* What is being asked
Extract each line of the records below that contains the word "BRIDGE".

--- BEGIN Material for this exercise ---

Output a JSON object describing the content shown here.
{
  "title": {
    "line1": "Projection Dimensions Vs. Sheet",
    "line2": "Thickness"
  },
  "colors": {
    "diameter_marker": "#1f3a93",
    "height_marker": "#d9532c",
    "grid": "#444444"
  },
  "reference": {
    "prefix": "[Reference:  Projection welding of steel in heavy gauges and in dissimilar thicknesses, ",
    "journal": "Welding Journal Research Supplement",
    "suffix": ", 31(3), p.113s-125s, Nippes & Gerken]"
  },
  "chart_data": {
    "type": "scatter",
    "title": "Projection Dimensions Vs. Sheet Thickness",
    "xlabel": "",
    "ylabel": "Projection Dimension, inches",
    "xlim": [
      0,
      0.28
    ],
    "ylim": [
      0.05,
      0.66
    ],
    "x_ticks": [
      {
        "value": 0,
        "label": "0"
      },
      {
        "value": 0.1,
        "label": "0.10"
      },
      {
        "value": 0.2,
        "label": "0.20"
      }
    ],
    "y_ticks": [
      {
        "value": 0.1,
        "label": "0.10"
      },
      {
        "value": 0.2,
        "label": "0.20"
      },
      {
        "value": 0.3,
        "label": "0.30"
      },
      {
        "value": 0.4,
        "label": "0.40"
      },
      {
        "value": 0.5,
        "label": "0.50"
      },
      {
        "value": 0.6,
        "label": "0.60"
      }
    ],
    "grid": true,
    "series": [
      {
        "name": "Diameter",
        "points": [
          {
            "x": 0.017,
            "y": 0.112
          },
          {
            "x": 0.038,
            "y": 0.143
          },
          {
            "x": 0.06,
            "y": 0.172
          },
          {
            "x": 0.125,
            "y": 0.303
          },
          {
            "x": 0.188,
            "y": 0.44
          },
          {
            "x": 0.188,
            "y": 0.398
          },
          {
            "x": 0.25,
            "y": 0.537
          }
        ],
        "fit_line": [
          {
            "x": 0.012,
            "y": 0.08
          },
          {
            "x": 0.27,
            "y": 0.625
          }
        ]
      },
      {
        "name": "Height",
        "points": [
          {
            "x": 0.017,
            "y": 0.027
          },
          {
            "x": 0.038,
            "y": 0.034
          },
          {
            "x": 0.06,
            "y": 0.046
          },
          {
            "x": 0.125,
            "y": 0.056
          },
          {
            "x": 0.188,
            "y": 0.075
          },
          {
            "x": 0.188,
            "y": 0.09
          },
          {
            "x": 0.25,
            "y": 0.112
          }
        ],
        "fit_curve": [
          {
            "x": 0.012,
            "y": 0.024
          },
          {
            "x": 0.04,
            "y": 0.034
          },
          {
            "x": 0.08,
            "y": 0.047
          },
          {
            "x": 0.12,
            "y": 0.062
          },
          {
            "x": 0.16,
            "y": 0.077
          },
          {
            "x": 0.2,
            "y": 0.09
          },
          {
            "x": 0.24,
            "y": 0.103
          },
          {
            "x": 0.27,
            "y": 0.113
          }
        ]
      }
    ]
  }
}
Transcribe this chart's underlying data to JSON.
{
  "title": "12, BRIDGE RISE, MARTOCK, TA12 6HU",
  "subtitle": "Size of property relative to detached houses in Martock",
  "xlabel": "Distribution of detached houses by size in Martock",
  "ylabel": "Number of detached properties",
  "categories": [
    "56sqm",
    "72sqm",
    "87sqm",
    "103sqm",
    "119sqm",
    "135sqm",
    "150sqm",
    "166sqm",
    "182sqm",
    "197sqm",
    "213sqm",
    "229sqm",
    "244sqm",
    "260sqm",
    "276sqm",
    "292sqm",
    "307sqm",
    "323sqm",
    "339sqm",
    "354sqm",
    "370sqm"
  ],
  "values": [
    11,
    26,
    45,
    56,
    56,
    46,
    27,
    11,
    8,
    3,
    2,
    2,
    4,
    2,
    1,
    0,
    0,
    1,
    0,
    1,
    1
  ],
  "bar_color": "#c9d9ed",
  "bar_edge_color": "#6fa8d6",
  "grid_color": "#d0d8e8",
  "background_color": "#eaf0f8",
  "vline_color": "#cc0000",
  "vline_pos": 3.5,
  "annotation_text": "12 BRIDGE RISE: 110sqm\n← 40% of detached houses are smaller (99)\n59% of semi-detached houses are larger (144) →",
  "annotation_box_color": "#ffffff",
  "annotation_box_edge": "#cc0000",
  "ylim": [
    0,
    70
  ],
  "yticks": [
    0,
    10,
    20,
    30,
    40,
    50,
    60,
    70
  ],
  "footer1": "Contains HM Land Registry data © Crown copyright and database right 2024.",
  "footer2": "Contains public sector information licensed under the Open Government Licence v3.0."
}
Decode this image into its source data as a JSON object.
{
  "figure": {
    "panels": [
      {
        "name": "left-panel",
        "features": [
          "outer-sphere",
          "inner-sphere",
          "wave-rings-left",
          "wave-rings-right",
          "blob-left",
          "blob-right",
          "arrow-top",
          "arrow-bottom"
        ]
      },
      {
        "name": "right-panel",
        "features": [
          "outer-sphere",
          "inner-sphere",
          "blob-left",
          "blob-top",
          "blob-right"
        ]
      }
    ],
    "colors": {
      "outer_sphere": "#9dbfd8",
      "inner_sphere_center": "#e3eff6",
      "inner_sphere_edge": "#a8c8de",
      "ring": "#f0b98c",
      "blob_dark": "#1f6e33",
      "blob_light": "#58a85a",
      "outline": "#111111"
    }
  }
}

--- END Material for this exercise ---

* Worked solution
  "title": "12, BRIDGE RISE, MARTOCK, TA12 6HU",
  "annotation_text": "12 BRIDGE RISE: 110sqm\n← 40% of detached houses are smaller (99)\n59% of semi-detached houses are larger (144) →",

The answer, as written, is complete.